• Directions
Give all of the lines again exactly as they read.

(Some records)
-------------------------

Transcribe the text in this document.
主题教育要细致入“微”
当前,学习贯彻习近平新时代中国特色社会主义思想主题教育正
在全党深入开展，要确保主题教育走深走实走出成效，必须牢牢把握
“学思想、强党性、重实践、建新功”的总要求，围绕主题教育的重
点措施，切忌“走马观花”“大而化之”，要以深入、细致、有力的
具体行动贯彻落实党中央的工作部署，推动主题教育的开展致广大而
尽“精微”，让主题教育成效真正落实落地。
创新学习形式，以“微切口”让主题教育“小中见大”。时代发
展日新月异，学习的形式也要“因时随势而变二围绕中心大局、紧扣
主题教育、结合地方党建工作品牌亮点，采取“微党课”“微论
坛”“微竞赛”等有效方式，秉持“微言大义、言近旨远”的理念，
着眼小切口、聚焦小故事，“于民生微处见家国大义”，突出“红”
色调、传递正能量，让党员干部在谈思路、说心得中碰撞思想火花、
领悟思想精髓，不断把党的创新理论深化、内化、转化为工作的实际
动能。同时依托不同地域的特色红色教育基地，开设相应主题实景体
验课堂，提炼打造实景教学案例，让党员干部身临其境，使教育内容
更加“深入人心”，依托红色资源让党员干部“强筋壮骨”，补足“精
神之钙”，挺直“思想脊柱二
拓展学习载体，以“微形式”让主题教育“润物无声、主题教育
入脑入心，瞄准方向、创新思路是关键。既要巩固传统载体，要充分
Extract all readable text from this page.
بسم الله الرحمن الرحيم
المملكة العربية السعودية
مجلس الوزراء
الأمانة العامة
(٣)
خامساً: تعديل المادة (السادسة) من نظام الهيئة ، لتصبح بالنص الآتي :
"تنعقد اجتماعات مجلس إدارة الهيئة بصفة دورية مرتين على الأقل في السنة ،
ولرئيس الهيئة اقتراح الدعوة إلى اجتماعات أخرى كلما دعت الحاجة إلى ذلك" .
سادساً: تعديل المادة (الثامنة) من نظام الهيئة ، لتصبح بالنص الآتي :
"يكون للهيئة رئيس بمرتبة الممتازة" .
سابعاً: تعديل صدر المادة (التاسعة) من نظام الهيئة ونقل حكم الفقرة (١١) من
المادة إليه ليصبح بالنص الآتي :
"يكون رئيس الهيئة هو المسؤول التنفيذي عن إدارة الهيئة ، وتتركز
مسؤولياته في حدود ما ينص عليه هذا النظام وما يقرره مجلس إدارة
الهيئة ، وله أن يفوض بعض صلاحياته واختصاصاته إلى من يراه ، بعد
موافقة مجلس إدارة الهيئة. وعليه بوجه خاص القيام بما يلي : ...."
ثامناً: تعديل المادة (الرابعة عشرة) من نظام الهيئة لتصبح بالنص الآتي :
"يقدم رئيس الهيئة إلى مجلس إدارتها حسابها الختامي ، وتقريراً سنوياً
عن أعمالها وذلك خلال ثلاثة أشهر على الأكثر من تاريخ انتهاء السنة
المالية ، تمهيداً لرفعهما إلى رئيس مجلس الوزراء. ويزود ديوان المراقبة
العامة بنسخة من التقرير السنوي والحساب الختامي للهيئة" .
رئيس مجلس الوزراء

-------------------------

• Complete response
Transcribe the text in this document.
主题教育要细致入“微”
当前,学习贯彻习近平新时代中国特色社会主义思想主题教育正
在全党深入开展，要确保主题教育走深走实走出成效，必须牢牢把握
“学思想、强党性、重实践、建新功”的总要求，围绕主题教育的重
点措施，切忌“走马观花”“大而化之”，要以深入、细致、有力的
具体行动贯彻落实党中央的工作部署，推动主题教育的开展致广大而
尽“精微”，让主题教育成效真正落实落地。
创新学习形式，以“微切口”让主题教育“小中见大”。时代发
展日新月异，学习的形式也要“因时随势而变二围绕中心大局、紧扣
主题教育、结合地方党建工作品牌亮点，采取“微党课”“微论
坛”“微竞赛”等有效方式，秉持“微言大义、言近旨远”的理念，
着眼小切口、聚焦小故事，“于民生微处见家国大义”，突出“红”
色调、传递正能量，让党员干部在谈思路、说心得中碰撞思想火花、
领悟思想精髓，不断把党的创新理论深化、内化、转化为工作的实际
动能。同时依托不同地域的特色红色教育基地，开设相应主题实景体
验课堂，提炼打造实景教学案例，让党员干部身临其境，使教育内容
更加“深入人心”，依托红色资源让党员干部“强筋壮骨”，补足“精
神之钙”，挺直“思想脊柱二
拓展学习载体，以“微形式”让主题教育“润物无声、主题教育
入脑入心，瞄准方向、创新思路是关键。既要巩固传统载体，要充分
Extract all readable text from this page.
بسم الله الرحمن الرحيم
المملكة العربية السعودية
مجلس الوزراء
الأمانة العامة
(٣)
خامساً: تعديل المادة (السادسة) من نظام الهيئة ، لتصبح بالنص الآتي :
"تنعقد اجتماعات مجلس إدارة الهيئة بصفة دورية مرتين على الأقل في السنة ،
ولرئيس الهيئة اقتراح الدعوة إلى اجتماعات أخرى كلما دعت الحاجة إلى ذلك" .
سادساً: تعديل المادة (الثامنة) من نظام الهيئة ، لتصبح بالنص الآتي :
"يكون للهيئة رئيس بمرتبة الممتازة" .
سابعاً: تعديل صدر المادة (التاسعة) من نظام الهيئة ونقل حكم الفقرة (١١) من
المادة إليه ليصبح بالنص الآتي :
"يكون رئيس الهيئة هو المسؤول التنفيذي عن إدارة الهيئة ، وتتركز
مسؤولياته في حدود ما ينص عليه هذا النظام وما يقرره مجلس إدارة
الهيئة ، وله أن يفوض بعض صلاحياته واختصاصاته إلى من يراه ، بعد
موافقة مجلس إدارة الهيئة. وعليه بوجه خاص القيام بما يلي : ...."
ثامناً: تعديل المادة (الرابعة عشرة) من نظام الهيئة لتصبح بالنص الآتي :
"يقدم رئيس الهيئة إلى مجلس إدارتها حسابها الختامي ، وتقريراً سنوياً
عن أعمالها وذلك خلال ثلاثة أشهر على الأكثر من تاريخ انتهاء السنة
المالية ، تمهيداً لرفعهما إلى رئيس مجلس الوزراء. ويزود ديوان المراقبة
العامة بنسخة من التقرير السنوي والحساب الختامي للهيئة" .
رئيس مجلس الوزراء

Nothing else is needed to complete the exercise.